What you should do: Copy the entries below exactly. Images do not belong in the copy.

Data provided:
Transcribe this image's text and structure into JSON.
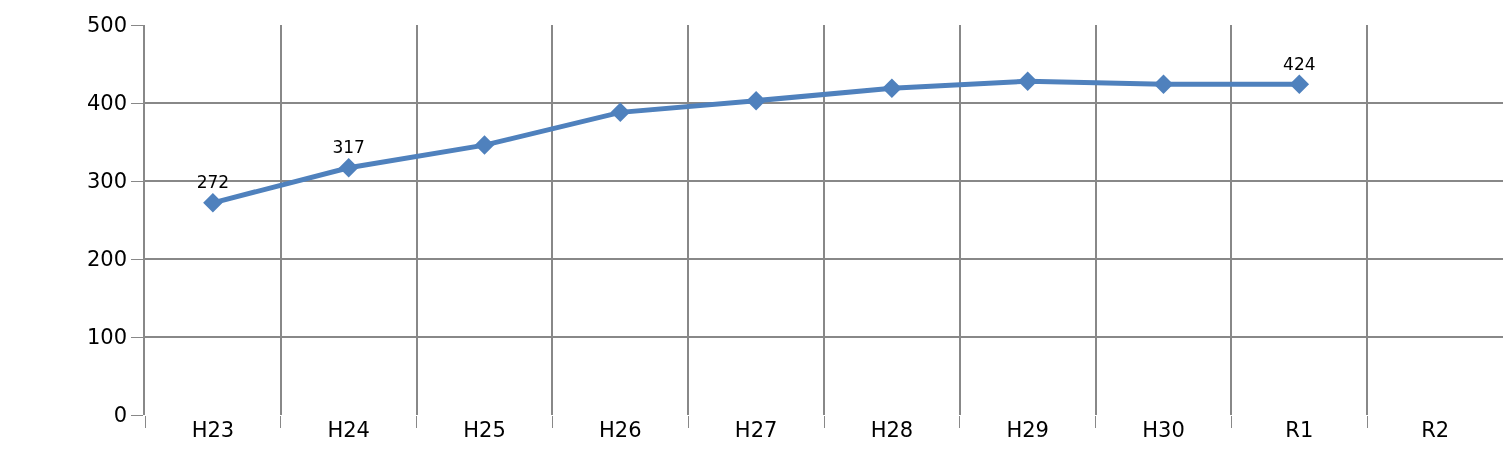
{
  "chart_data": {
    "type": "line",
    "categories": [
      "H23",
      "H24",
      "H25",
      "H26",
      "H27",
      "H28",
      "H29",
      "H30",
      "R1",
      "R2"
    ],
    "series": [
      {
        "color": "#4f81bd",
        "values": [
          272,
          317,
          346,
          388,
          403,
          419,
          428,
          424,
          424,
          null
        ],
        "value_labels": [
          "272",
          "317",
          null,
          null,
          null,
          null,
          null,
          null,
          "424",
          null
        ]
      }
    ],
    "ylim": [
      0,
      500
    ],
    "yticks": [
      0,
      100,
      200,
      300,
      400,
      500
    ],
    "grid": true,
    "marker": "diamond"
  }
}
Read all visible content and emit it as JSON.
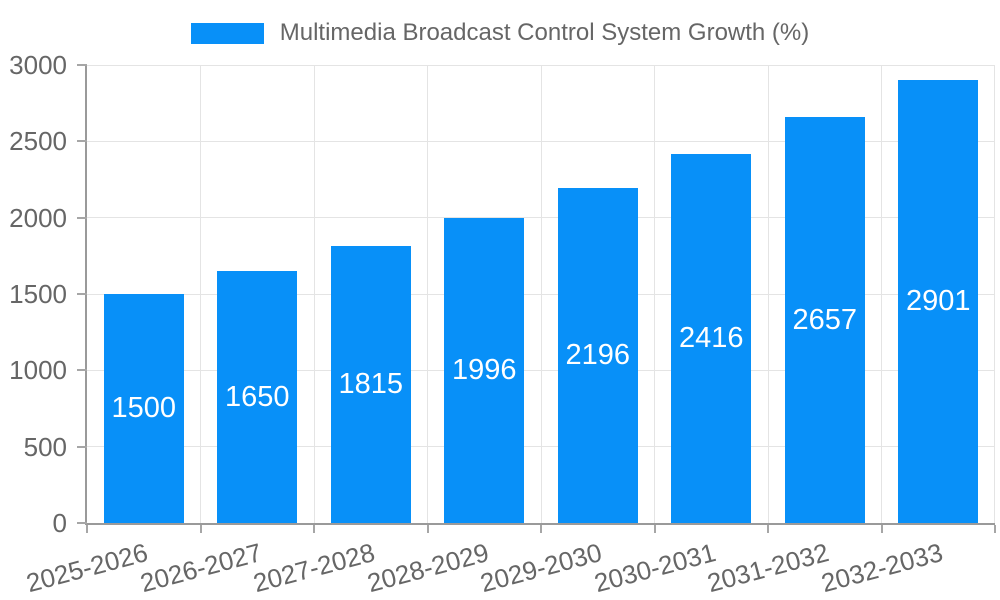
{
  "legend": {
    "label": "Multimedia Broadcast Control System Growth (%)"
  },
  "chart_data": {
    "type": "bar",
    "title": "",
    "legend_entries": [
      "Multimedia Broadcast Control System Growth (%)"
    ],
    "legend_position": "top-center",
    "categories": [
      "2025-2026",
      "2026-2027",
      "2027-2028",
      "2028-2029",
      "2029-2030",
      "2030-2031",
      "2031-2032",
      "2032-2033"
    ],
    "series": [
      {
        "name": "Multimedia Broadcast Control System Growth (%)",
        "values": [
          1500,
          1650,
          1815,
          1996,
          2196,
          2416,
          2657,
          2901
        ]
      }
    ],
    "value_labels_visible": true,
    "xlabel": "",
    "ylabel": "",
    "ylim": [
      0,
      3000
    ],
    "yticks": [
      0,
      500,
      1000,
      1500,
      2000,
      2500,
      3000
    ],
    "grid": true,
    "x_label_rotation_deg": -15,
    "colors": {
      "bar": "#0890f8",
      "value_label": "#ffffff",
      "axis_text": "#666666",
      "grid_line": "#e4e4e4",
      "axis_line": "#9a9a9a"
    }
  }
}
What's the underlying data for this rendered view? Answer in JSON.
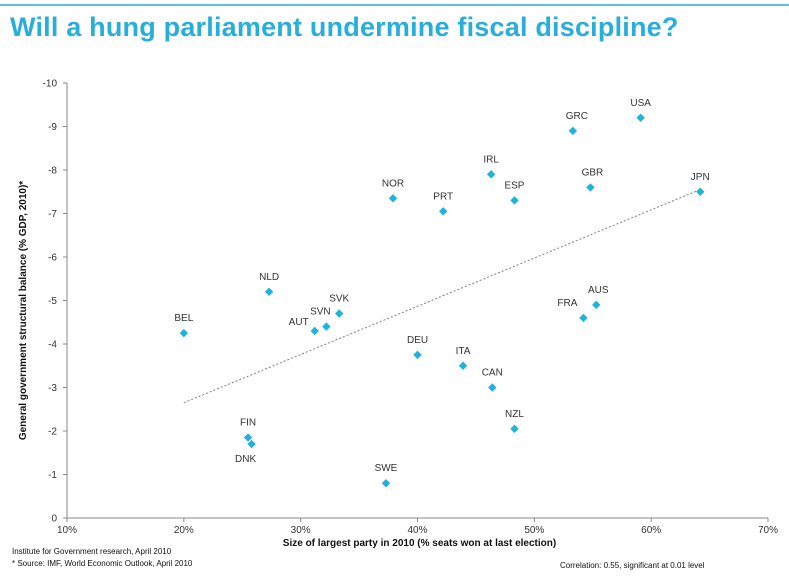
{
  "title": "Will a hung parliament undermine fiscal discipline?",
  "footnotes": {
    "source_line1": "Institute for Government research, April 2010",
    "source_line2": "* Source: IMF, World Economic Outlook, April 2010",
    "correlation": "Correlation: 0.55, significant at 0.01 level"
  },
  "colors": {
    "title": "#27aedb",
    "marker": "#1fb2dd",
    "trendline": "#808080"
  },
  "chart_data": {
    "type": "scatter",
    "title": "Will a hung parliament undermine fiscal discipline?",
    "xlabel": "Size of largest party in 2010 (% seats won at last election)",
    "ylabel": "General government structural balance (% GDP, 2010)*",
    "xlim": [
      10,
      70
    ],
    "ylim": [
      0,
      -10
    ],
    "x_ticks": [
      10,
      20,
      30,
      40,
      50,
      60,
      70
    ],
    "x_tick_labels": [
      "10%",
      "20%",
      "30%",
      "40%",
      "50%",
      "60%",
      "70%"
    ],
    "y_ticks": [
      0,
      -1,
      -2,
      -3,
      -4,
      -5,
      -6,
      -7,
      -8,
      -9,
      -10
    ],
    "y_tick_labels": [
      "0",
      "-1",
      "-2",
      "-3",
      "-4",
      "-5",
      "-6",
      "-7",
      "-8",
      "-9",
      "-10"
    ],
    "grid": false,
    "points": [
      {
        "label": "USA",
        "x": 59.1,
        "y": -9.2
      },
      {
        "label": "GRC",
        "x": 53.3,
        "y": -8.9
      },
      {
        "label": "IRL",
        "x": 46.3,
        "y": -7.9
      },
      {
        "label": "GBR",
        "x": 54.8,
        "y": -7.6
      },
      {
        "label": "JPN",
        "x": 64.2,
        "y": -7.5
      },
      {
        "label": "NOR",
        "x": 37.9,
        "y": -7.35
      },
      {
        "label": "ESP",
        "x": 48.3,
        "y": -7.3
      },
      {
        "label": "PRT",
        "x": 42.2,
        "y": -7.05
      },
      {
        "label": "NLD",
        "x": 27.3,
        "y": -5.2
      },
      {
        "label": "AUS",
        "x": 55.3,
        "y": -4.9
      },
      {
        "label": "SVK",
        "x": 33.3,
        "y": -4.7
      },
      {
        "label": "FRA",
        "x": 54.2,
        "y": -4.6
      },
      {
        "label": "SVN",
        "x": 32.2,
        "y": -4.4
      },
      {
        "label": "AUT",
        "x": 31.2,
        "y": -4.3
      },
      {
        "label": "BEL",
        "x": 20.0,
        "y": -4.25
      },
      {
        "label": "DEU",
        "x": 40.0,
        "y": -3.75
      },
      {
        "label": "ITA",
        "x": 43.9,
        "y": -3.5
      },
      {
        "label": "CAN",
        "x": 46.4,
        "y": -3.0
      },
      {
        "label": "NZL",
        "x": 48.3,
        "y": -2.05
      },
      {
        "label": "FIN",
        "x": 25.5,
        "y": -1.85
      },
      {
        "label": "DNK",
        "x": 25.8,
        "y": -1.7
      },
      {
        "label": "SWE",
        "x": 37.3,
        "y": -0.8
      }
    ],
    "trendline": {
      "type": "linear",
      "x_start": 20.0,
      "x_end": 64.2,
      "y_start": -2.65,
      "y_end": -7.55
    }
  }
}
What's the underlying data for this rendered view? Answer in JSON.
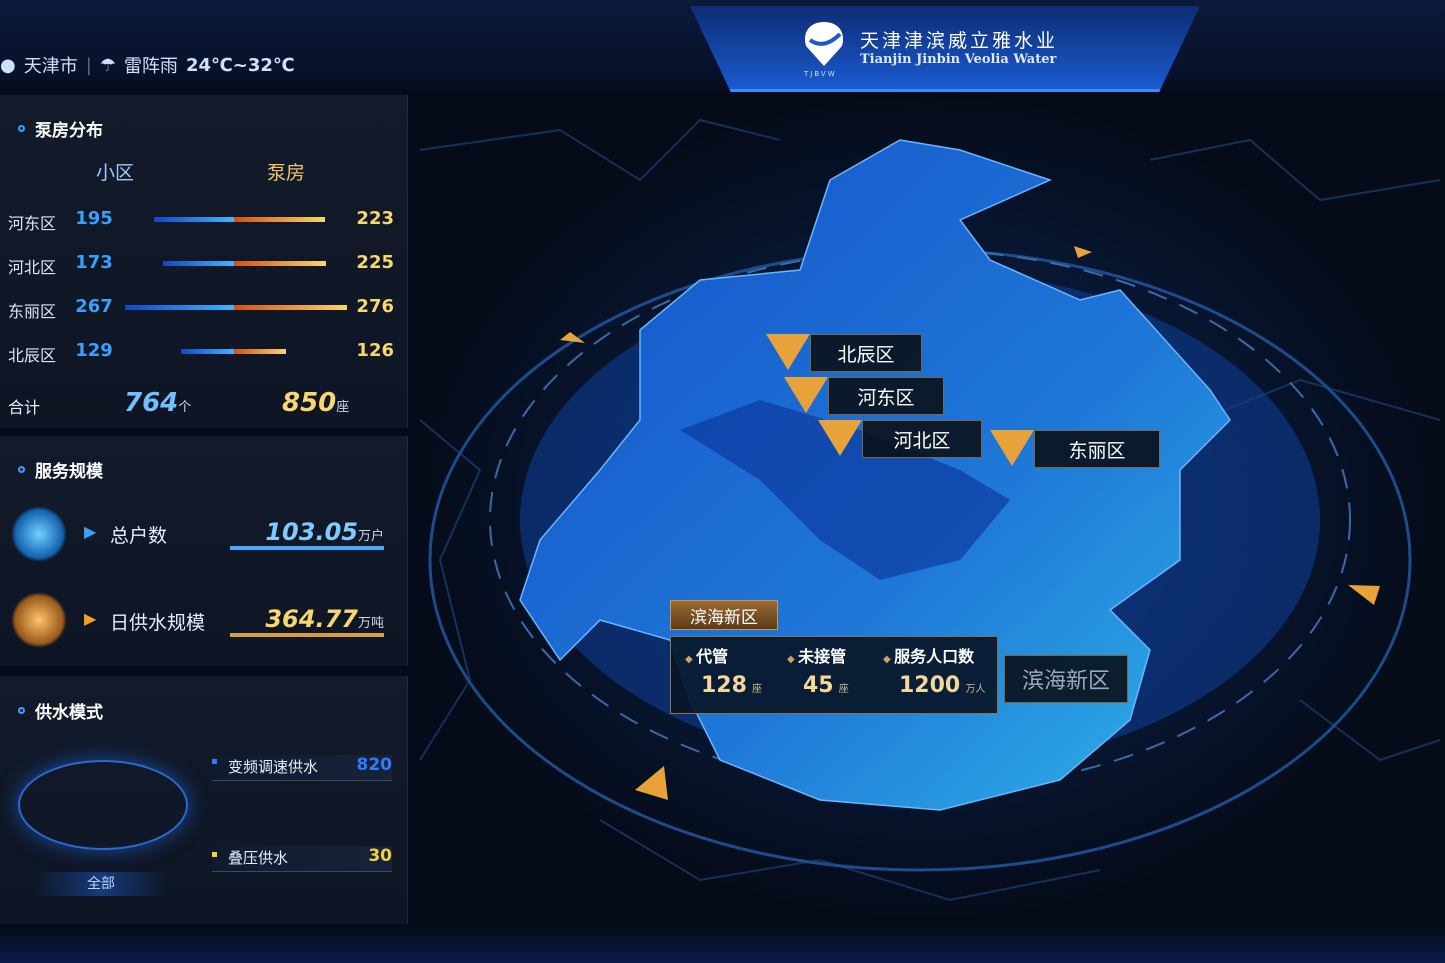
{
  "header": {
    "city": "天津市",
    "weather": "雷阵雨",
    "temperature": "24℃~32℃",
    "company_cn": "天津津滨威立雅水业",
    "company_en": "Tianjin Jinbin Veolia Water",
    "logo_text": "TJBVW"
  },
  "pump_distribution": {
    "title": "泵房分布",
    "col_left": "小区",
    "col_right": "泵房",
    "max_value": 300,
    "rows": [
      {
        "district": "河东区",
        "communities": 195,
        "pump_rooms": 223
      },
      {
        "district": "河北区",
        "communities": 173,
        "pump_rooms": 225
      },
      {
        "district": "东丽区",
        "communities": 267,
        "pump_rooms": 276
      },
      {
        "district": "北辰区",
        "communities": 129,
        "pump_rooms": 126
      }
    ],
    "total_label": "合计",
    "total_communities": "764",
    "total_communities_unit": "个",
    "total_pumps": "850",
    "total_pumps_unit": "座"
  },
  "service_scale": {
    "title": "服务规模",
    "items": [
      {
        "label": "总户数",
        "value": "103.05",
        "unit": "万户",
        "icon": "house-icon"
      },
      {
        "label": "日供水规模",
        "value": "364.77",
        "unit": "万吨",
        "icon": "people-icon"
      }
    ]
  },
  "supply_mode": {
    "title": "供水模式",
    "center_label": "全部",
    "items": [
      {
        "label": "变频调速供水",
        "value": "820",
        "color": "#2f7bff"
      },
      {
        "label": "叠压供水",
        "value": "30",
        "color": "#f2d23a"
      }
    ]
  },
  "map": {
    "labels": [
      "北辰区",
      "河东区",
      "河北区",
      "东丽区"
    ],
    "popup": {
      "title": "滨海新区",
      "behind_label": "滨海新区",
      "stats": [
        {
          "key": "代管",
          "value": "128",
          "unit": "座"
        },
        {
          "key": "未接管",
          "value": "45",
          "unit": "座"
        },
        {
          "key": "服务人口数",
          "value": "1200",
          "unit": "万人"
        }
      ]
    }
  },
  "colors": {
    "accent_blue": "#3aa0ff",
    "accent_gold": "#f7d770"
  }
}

Finished task:
Transcribe this image's text and structure into JSON.
{
  "chart_data": {
    "type": "line",
    "categories": [
      "H23",
      "H24",
      "H25",
      "H26",
      "H27",
      "H28",
      "H29",
      "H30",
      "R1",
      "R2"
    ],
    "series": [
      {
        "color": "#4f81bd",
        "values": [
          272,
          317,
          346,
          388,
          403,
          419,
          428,
          424,
          424,
          null
        ],
        "value_labels": [
          "272",
          "317",
          null,
          null,
          null,
          null,
          null,
          null,
          "424",
          null
        ]
      }
    ],
    "ylim": [
      0,
      500
    ],
    "yticks": [
      0,
      100,
      200,
      300,
      400,
      500
    ],
    "grid": true,
    "marker": "diamond"
  }
}
Read all visible content and emit it as JSON.
{
  "legend": {
    "label": "Multimedia Broadcast Control System Growth (%)"
  },
  "chart_data": {
    "type": "bar",
    "title": "",
    "legend_entries": [
      "Multimedia Broadcast Control System Growth (%)"
    ],
    "legend_position": "top-center",
    "categories": [
      "2025-2026",
      "2026-2027",
      "2027-2028",
      "2028-2029",
      "2029-2030",
      "2030-2031",
      "2031-2032",
      "2032-2033"
    ],
    "series": [
      {
        "name": "Multimedia Broadcast Control System Growth (%)",
        "values": [
          1500,
          1650,
          1815,
          1996,
          2196,
          2416,
          2657,
          2901
        ]
      }
    ],
    "value_labels_visible": true,
    "xlabel": "",
    "ylabel": "",
    "ylim": [
      0,
      3000
    ],
    "yticks": [
      0,
      500,
      1000,
      1500,
      2000,
      2500,
      3000
    ],
    "grid": true,
    "x_label_rotation_deg": -15,
    "colors": {
      "bar": "#0890f8",
      "value_label": "#ffffff",
      "axis_text": "#666666",
      "grid_line": "#e4e4e4",
      "axis_line": "#9a9a9a"
    }
  }
}
What's the underlying data for this rendered view? Answer in JSON.
{
  "title": "Will a hung parliament undermine fiscal discipline?",
  "footnotes": {
    "source_line1": "Institute for Government research, April 2010",
    "source_line2": "* Source: IMF, World Economic Outlook, April 2010",
    "correlation": "Correlation: 0.55, significant at 0.01 level"
  },
  "colors": {
    "title": "#27aedb",
    "marker": "#1fb2dd",
    "trendline": "#808080"
  },
  "chart_data": {
    "type": "scatter",
    "title": "Will a hung parliament undermine fiscal discipline?",
    "xlabel": "Size of largest party in 2010 (% seats won at last election)",
    "ylabel": "General government structural balance (% GDP, 2010)*",
    "xlim": [
      10,
      70
    ],
    "ylim": [
      0,
      -10
    ],
    "x_ticks": [
      10,
      20,
      30,
      40,
      50,
      60,
      70
    ],
    "x_tick_labels": [
      "10%",
      "20%",
      "30%",
      "40%",
      "50%",
      "60%",
      "70%"
    ],
    "y_ticks": [
      0,
      -1,
      -2,
      -3,
      -4,
      -5,
      -6,
      -7,
      -8,
      -9,
      -10
    ],
    "y_tick_labels": [
      "0",
      "-1",
      "-2",
      "-3",
      "-4",
      "-5",
      "-6",
      "-7",
      "-8",
      "-9",
      "-10"
    ],
    "grid": false,
    "points": [
      {
        "label": "USA",
        "x": 59.1,
        "y": -9.2
      },
      {
        "label": "GRC",
        "x": 53.3,
        "y": -8.9
      },
      {
        "label": "IRL",
        "x": 46.3,
        "y": -7.9
      },
      {
        "label": "GBR",
        "x": 54.8,
        "y": -7.6
      },
      {
        "label": "JPN",
        "x": 64.2,
        "y": -7.5
      },
      {
        "label": "NOR",
        "x": 37.9,
        "y": -7.35
      },
      {
        "label": "ESP",
        "x": 48.3,
        "y": -7.3
      },
      {
        "label": "PRT",
        "x": 42.2,
        "y": -7.05
      },
      {
        "label": "NLD",
        "x": 27.3,
        "y": -5.2
      },
      {
        "label": "AUS",
        "x": 55.3,
        "y": -4.9
      },
      {
        "label": "SVK",
        "x": 33.3,
        "y": -4.7
      },
      {
        "label": "FRA",
        "x": 54.2,
        "y": -4.6
      },
      {
        "label": "SVN",
        "x": 32.2,
        "y": -4.4
      },
      {
        "label": "AUT",
        "x": 31.2,
        "y": -4.3
      },
      {
        "label": "BEL",
        "x": 20.0,
        "y": -4.25
      },
      {
        "label": "DEU",
        "x": 40.0,
        "y": -3.75
      },
      {
        "label": "ITA",
        "x": 43.9,
        "y": -3.5
      },
      {
        "label": "CAN",
        "x": 46.4,
        "y": -3.0
      },
      {
        "label": "NZL",
        "x": 48.3,
        "y": -2.05
      },
      {
        "label": "FIN",
        "x": 25.5,
        "y": -1.85
      },
      {
        "label": "DNK",
        "x": 25.8,
        "y": -1.7
      },
      {
        "label": "SWE",
        "x": 37.3,
        "y": -0.8
      }
    ],
    "trendline": {
      "type": "linear",
      "x_start": 20.0,
      "x_end": 64.2,
      "y_start": -2.65,
      "y_end": -7.55
    }
  }
}
What's the underlying data for this rendered view? Answer in JSON.
{
  "header": {
    "city": "天津市",
    "weather": "雷阵雨",
    "temperature": "24℃~32℃",
    "company_cn": "天津津滨威立雅水业",
    "company_en": "Tianjin Jinbin Veolia Water",
    "logo_text": "TJBVW"
  },
  "pump_distribution": {
    "title": "泵房分布",
    "col_left": "小区",
    "col_right": "泵房",
    "max_value": 300,
    "rows": [
      {
        "district": "河东区",
        "communities": 195,
        "pump_rooms": 223
      },
      {
        "district": "河北区",
        "communities": 173,
        "pump_rooms": 225
      },
      {
        "district": "东丽区",
        "communities": 267,
        "pump_rooms": 276
      },
      {
        "district": "北辰区",
        "communities": 129,
        "pump_rooms": 126
      }
    ],
    "total_label": "合计",
    "total_communities": "764",
    "total_communities_unit": "个",
    "total_pumps": "850",
    "total_pumps_unit": "座"
  },
  "service_scale": {
    "title": "服务规模",
    "items": [
      {
        "label": "总户数",
        "value": "103.05",
        "unit": "万户",
        "icon": "house-icon"
      },
      {
        "label": "日供水规模",
        "value": "364.77",
        "unit": "万吨",
        "icon": "people-icon"
      }
    ]
  },
  "supply_mode": {
    "title": "供水模式",
    "center_label": "全部",
    "items": [
      {
        "label": "变频调速供水",
        "value": "820",
        "color": "#2f7bff"
      },
      {
        "label": "叠压供水",
        "value": "30",
        "color": "#f2d23a"
      }
    ]
  },
  "map": {
    "labels": [
      "北辰区",
      "河东区",
      "河北区",
      "东丽区"
    ],
    "popup": {
      "title": "滨海新区",
      "behind_label": "滨海新区",
      "stats": [
        {
          "key": "代管",
          "value": "128",
          "unit": "座"
        },
        {
          "key": "未接管",
          "value": "45",
          "unit": "座"
        },
        {
          "key": "服务人口数",
          "value": "1200",
          "unit": "万人"
        }
      ]
    }
  },
  "colors": {
    "accent_blue": "#3aa0ff",
    "accent_gold": "#f7d770"
  }
}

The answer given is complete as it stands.